CALGARY, Alberta (Reuters) - Falling oil prices are rekindling fears that Canada’s oil sands industry could start to put some projects on the back burner, like it did in the last financial crisis, to cope with weakening returns and stubbornly high costs.
So far, development in Northern Alberta has stayed on pace as West Texas Intermediate crude sank to current levels around $84 (54.6 pounds) a barrel, from more than $104 six weeks ago, and no analysts are calling for large volumes to get shut in.
Still, some marginal developments without money committed may be shelved if world oil prices remain low amid a worsening global economy while an oversupply of Canadian crude floods into the U.S. Midwest market, spelling ever-deeper discounts.
“Oil sands projects display some of the highest break-evens of all global upstream projects. The potential for wide and volatile differentials could result in operators delaying or cancelling unsanctioned projects,” Wood Mackenzie Ltd said in a report on Monday.
“Pure-play oil sands companies without hedges in place, such as a U.S. downstream position, are the most exposed.”
In 2008 and 2009, more than $80 billion worth of developments were shelved, rejigged or cancelled outright when oil sank below $40 a barrel and corporate credit dried up. But since then investments have roared back.

Problem to work on: Copy out the article on falling oil prices and Canada's oil sands projects word for word, in full.

The data:
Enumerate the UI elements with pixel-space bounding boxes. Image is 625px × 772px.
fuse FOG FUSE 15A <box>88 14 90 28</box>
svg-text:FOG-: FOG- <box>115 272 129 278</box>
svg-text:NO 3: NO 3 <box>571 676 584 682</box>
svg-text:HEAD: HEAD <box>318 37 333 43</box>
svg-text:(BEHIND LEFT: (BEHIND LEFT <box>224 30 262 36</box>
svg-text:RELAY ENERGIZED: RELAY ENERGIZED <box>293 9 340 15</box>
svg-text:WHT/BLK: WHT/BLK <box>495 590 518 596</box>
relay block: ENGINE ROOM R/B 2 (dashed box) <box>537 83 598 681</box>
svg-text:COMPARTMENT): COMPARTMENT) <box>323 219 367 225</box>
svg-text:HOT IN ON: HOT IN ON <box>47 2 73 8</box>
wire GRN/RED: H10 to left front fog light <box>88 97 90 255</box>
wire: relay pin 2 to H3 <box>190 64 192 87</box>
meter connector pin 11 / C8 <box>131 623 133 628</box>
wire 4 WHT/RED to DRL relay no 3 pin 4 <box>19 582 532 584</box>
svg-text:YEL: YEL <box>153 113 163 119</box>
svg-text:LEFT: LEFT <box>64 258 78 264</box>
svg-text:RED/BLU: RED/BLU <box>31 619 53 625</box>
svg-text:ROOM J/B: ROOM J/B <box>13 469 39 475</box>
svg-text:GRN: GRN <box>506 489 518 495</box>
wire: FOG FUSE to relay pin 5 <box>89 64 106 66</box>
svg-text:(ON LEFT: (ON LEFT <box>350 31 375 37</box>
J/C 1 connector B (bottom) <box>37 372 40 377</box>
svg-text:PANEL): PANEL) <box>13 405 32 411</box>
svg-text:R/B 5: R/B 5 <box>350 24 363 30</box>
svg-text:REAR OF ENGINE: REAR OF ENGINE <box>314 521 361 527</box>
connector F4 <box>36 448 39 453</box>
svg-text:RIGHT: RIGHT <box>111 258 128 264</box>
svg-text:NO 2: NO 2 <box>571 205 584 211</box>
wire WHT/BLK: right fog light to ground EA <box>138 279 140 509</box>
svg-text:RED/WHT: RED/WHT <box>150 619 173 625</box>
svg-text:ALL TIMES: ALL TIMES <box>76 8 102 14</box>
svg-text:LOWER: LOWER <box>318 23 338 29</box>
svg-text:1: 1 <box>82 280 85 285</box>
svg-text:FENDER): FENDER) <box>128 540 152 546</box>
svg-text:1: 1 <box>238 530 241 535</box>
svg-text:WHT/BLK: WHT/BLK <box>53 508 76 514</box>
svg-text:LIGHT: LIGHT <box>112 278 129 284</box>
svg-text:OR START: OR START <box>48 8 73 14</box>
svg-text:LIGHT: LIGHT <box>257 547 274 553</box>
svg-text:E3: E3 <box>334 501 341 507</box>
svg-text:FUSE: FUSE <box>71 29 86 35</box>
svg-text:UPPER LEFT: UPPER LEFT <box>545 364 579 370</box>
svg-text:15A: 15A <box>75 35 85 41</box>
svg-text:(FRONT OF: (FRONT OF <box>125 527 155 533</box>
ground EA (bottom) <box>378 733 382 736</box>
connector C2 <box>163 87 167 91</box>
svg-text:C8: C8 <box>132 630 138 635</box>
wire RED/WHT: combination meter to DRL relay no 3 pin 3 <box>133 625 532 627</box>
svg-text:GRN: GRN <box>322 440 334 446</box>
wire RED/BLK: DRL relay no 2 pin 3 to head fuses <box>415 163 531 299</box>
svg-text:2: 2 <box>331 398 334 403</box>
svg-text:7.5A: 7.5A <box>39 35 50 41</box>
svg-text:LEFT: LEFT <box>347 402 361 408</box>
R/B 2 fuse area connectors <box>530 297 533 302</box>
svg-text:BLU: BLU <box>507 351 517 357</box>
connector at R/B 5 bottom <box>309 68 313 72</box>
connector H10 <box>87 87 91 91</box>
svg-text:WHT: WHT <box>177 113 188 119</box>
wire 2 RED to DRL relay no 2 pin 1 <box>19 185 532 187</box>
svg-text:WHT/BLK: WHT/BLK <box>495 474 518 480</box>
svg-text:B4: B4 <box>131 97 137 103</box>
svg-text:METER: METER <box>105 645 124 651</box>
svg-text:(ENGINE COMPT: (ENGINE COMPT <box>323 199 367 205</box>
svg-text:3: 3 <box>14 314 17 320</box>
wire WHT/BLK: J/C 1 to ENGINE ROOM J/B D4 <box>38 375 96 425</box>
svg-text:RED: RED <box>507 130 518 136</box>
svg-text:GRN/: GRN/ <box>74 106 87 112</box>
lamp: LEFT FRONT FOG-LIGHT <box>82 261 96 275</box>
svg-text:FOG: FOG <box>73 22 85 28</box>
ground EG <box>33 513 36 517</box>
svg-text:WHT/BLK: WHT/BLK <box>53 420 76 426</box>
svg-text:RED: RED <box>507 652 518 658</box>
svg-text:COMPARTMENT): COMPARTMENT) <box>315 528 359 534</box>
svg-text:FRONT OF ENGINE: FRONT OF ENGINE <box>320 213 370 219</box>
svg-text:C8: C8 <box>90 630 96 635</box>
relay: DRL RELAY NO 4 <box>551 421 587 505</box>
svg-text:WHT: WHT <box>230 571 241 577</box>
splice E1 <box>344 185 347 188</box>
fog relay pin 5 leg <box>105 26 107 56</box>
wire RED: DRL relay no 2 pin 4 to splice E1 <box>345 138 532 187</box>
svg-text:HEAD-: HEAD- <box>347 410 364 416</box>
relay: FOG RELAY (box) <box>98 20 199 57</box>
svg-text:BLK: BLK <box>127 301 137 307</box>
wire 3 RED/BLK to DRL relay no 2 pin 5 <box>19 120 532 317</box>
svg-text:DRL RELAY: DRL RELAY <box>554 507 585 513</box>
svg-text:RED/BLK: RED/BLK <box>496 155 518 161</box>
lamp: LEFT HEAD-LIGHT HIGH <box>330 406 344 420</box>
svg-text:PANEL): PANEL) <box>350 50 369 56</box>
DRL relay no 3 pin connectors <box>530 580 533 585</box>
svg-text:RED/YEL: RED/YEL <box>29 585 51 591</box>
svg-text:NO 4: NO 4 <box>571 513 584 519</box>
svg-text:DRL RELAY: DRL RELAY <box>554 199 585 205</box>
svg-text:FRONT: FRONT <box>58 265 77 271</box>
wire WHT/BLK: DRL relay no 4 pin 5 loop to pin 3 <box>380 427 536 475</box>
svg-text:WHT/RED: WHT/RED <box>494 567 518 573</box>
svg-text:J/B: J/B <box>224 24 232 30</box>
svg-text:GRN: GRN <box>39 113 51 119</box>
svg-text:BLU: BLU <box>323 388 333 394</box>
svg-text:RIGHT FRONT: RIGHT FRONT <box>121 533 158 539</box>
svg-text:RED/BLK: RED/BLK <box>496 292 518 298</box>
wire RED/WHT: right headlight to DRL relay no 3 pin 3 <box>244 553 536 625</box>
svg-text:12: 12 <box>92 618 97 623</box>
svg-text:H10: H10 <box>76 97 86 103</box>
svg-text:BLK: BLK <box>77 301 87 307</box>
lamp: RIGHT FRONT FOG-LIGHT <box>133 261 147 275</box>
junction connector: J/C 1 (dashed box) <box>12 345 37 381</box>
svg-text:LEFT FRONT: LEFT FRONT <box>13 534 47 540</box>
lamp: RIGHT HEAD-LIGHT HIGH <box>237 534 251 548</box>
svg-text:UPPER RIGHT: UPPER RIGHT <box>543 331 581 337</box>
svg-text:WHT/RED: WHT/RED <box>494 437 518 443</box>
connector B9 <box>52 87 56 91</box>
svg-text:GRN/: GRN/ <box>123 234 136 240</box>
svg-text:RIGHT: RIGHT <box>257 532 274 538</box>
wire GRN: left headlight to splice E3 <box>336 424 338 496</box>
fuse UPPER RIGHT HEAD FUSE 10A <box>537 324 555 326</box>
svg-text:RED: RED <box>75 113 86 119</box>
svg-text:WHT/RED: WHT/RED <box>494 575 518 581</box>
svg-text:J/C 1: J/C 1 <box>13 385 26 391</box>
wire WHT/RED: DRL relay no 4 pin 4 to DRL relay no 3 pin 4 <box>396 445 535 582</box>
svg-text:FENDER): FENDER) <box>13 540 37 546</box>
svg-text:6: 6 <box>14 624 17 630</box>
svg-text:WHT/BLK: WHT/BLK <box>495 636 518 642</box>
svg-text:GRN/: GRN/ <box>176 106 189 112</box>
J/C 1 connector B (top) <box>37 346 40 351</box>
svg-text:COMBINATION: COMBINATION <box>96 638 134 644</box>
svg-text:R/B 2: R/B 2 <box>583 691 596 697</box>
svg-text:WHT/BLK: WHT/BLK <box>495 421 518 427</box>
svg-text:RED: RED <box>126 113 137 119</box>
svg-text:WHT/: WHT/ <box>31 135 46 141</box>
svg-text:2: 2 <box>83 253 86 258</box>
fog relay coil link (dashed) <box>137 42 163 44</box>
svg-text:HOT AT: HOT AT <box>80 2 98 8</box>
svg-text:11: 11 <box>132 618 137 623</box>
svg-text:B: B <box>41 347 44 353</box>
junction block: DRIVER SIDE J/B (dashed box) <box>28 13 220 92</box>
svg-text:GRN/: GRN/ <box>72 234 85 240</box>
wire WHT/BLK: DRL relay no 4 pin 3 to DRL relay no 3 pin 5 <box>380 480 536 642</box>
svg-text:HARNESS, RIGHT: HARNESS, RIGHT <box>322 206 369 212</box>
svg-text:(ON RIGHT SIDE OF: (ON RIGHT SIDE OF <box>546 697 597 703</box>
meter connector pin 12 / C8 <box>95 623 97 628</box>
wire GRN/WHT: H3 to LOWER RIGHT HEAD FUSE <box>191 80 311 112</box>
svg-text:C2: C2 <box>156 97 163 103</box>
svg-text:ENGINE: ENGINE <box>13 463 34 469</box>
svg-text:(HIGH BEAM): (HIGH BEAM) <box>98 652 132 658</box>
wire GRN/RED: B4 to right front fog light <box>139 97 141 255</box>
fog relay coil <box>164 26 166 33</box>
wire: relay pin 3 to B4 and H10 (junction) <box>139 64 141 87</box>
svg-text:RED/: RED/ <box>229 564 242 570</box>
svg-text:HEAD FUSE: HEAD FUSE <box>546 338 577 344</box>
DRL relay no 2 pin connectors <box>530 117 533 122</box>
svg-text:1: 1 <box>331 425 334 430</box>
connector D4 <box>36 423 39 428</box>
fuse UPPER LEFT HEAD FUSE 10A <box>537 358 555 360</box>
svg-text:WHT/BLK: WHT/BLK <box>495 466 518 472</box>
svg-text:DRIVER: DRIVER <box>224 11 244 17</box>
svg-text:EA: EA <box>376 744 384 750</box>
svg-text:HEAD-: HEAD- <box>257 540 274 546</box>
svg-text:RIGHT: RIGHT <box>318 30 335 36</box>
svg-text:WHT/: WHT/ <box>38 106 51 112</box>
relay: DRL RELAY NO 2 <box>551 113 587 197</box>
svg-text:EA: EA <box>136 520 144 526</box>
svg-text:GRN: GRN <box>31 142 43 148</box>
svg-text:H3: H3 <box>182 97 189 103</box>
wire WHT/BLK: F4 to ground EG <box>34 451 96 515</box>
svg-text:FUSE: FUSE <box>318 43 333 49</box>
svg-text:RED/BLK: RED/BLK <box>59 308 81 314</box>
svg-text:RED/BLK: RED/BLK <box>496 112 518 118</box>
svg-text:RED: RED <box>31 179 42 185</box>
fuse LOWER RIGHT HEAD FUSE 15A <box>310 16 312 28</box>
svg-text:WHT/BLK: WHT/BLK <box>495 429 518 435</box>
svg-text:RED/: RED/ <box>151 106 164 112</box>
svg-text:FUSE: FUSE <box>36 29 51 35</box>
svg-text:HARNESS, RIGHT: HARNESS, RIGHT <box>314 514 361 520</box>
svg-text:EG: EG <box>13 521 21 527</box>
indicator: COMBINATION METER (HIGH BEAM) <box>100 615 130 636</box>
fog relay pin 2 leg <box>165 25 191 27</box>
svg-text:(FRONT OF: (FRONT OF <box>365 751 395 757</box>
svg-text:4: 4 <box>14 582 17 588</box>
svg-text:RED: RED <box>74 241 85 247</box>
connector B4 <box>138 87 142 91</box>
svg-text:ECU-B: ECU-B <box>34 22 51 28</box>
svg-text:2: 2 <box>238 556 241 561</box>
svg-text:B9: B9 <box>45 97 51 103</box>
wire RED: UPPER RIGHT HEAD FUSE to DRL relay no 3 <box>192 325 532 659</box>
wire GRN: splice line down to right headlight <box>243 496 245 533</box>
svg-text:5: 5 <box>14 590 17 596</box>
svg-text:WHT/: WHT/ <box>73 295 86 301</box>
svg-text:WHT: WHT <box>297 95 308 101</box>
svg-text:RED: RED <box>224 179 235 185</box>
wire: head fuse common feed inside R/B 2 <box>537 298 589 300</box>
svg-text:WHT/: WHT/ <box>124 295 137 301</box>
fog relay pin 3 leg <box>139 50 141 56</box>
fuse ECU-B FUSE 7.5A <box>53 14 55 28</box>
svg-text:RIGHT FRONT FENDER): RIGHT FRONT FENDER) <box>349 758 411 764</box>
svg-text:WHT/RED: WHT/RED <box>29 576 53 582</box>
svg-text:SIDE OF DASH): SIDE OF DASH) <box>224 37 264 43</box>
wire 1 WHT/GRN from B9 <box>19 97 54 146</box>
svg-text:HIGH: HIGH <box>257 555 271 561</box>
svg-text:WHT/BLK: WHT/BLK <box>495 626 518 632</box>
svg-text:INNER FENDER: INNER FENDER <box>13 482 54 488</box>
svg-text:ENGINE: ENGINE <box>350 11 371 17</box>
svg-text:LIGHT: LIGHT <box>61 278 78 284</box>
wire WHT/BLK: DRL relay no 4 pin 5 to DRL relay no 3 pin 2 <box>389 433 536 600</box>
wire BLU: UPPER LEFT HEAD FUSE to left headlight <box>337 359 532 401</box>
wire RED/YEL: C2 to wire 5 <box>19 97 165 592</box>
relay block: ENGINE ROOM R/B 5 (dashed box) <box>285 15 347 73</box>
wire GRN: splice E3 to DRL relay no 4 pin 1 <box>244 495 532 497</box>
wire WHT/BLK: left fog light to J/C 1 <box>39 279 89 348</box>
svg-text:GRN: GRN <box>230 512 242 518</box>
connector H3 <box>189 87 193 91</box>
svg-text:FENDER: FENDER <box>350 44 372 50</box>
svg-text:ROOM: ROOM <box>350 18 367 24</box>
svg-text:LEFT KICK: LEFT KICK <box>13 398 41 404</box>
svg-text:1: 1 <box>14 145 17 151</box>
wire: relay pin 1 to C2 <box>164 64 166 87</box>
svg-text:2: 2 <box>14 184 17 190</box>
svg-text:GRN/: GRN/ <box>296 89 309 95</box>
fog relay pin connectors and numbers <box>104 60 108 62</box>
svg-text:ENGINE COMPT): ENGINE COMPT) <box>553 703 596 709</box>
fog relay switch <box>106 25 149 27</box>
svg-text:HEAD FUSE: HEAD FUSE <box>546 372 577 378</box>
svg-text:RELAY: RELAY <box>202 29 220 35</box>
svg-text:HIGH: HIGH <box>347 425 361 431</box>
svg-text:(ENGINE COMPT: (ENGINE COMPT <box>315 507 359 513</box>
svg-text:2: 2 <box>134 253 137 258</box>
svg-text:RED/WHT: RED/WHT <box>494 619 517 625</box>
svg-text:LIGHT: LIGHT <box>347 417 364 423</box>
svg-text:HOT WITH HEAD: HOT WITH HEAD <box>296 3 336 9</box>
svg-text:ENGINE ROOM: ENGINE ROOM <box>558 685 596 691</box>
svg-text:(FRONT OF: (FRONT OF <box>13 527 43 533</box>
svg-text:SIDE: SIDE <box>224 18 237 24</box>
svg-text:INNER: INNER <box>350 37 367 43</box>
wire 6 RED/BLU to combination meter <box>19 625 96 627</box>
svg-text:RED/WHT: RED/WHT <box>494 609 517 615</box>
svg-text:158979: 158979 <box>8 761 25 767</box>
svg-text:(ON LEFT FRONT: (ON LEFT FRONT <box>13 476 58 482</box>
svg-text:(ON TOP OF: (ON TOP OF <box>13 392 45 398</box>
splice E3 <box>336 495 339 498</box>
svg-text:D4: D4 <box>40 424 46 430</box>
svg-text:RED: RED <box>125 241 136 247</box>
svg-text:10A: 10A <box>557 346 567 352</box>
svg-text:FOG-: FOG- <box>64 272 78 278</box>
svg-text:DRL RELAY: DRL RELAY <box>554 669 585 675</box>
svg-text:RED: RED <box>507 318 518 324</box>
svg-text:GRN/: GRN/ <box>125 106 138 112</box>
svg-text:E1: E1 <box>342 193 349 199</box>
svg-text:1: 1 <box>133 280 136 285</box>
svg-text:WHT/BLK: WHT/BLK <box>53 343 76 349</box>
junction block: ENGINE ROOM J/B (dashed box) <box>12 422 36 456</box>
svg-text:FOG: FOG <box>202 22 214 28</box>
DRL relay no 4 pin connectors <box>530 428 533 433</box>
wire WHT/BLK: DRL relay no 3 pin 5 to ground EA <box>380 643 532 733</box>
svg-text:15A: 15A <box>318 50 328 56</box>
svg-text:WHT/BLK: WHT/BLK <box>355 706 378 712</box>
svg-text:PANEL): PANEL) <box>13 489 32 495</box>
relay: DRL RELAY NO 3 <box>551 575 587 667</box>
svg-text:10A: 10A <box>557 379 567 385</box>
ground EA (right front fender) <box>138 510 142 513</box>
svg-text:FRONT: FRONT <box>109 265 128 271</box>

Task result:
CALGARY, Alberta (Reuters) - Falling oil prices are rekindling fears that Canada’s oil sands industry could start to put some projects on the back burner, like it did in the last financial crisis, to cope with weakening returns and stubbornly high costs.
So far, development in Northern Alberta has stayed on pace as West Texas Intermediate crude sank to current levels around $84 (54.6 pounds) a barrel, from more than $104 six weeks ago, and no analysts are calling for large volumes to get shut in.
Still, some marginal developments without money committed may be shelved if world oil prices remain low amid a worsening global economy while an oversupply of Canadian crude floods into the U.S. Midwest market, spelling ever-deeper discounts.
“Oil sands projects display some of the highest break-evens of all global upstream projects. The potential for wide and volatile differentials could result in operators delaying or cancelling unsanctioned projects,” Wood Mackenzie Ltd said in a report on Monday.
“Pure-play oil sands companies without hedges in place, such as a U.S. downstream position, are the most exposed.”
In 2008 and 2009, more than $80 billion worth of developments were shelved, rejigged or cancelled outright when oil sank below $40 a barrel and corporate credit dried up. But since then investments have roared back.